> [REQUIRED TASK]: Reproduce every record below exactly as written, but leave out any pictures.

## start

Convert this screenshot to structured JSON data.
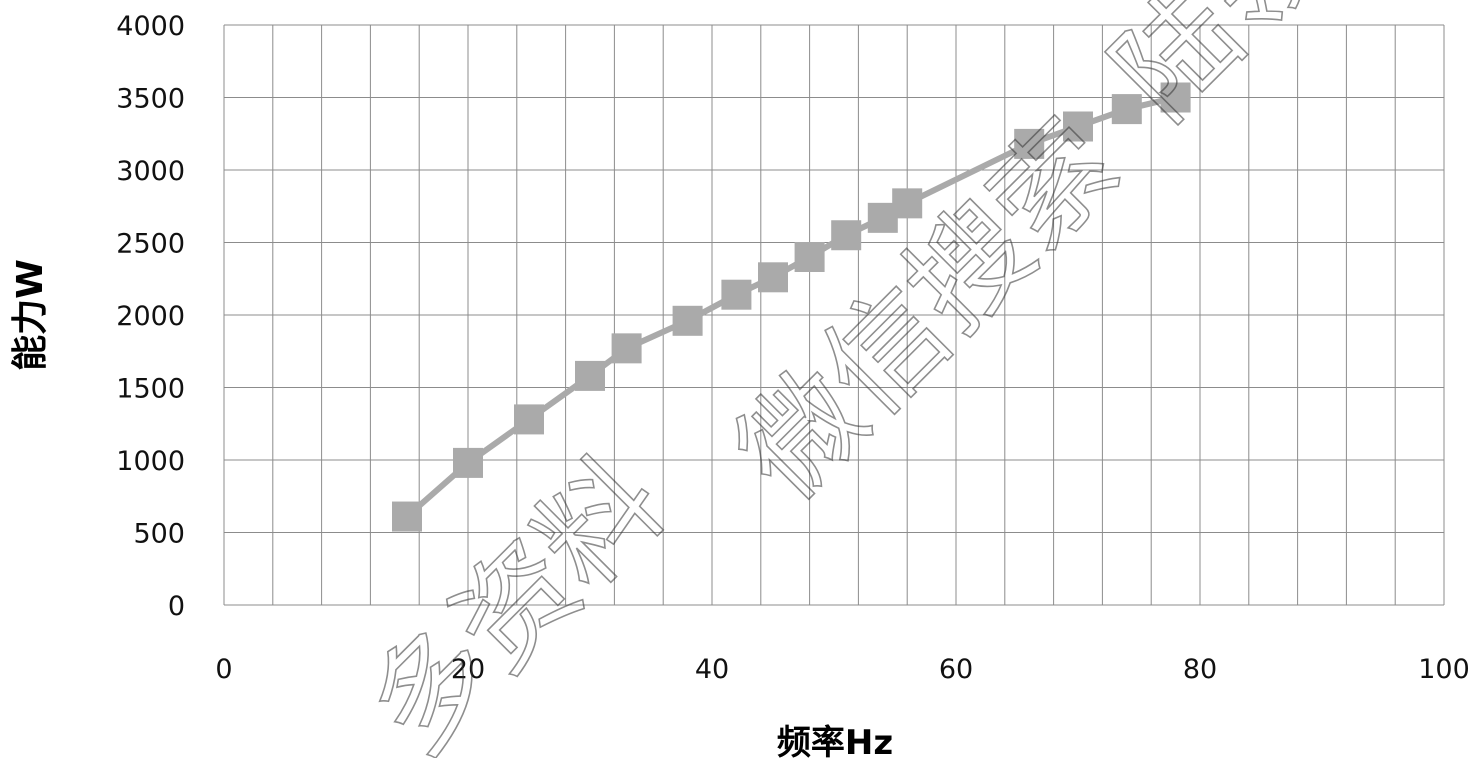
{
  "chart_data": {
    "type": "line",
    "xlabel": "频率Hz",
    "ylabel": "能力W",
    "xlim": [
      0,
      100
    ],
    "ylim": [
      0,
      4000
    ],
    "x_ticks": [
      "0",
      "20",
      "40",
      "60",
      "80",
      "100"
    ],
    "y_ticks": [
      "0",
      "500",
      "1000",
      "1500",
      "2000",
      "2500",
      "3000",
      "3500",
      "4000"
    ],
    "grid": true,
    "marker": "square",
    "series_color": "#aaaaaa",
    "series": [
      {
        "x": [
          15,
          20,
          25,
          30,
          33,
          38,
          42,
          45,
          48,
          51,
          54,
          56,
          66,
          70,
          74,
          78
        ],
        "values": [
          610,
          980,
          1280,
          1580,
          1770,
          1960,
          2140,
          2260,
          2400,
          2550,
          2670,
          2770,
          3180,
          3300,
          3420,
          3500
        ]
      }
    ]
  },
  "watermark": {
    "text": "多资料 微信搜索'陆领'",
    "segments": [
      "多资料",
      "微信搜索",
      "陆领"
    ]
  }
}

## end

> [TASK ANSWER]:
Convert this screenshot to structured JSON data.
{
  "chart_data": {
    "type": "line",
    "xlabel": "频率Hz",
    "ylabel": "能力W",
    "xlim": [
      0,
      100
    ],
    "ylim": [
      0,
      4000
    ],
    "x_ticks": [
      "0",
      "20",
      "40",
      "60",
      "80",
      "100"
    ],
    "y_ticks": [
      "0",
      "500",
      "1000",
      "1500",
      "2000",
      "2500",
      "3000",
      "3500",
      "4000"
    ],
    "grid": true,
    "marker": "square",
    "series_color": "#aaaaaa",
    "series": [
      {
        "x": [
          15,
          20,
          25,
          30,
          33,
          38,
          42,
          45,
          48,
          51,
          54,
          56,
          66,
          70,
          74,
          78
        ],
        "values": [
          610,
          980,
          1280,
          1580,
          1770,
          1960,
          2140,
          2260,
          2400,
          2550,
          2670,
          2770,
          3180,
          3300,
          3420,
          3500
        ]
      }
    ]
  },
  "watermark": {
    "text": "多资料 微信搜索'陆领'",
    "segments": [
      "多资料",
      "微信搜索",
      "陆领"
    ]
  }
}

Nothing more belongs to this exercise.